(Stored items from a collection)
▬▬▬

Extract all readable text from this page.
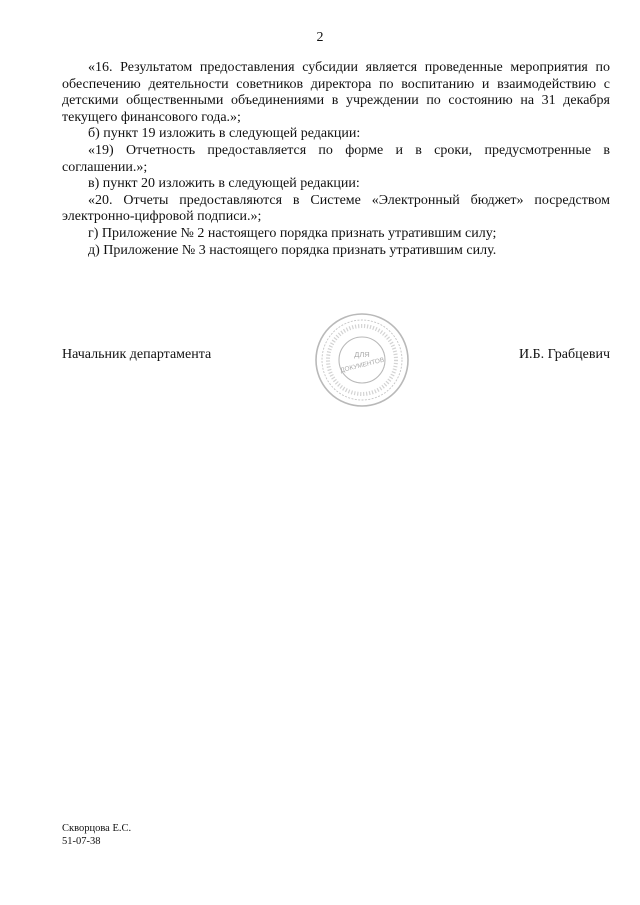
2

«16. Результатом предоставления субсидии является проведенные мероприятия по обеспечению деятельности советников директора по воспитанию и взаимодействию с детскими общественными объединениями в учреждении по состоянию на 31 декабря текущего финансового года.»;

б) пункт 19 изложить в следующей редакции:

«19) Отчетность предоставляется по форме и в сроки, предусмотренные в соглашении.»;

в) пункт 20 изложить в следующей редакции:

«20. Отчеты предоставляются в Системе «Электронный бюджет» посредством электронно-цифровой подписи.»;

г) Приложение № 2 настоящего порядка признать утратившим силу;

д) Приложение № 3 настоящего порядка признать утратившим силу.

Начальник департамента	И.Б. Грабцевич
ДЛЯ
ДОКУМЕНТОВ
Скворцова Е.С.
51-07-38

▬▬▬

● Aim of the task: Sift the material for lines with the string "редакции". Copy each one found.

● Task response:
б) пункт 19 изложить в следующей редакции:
в) пункт 20 изложить в следующей редакции:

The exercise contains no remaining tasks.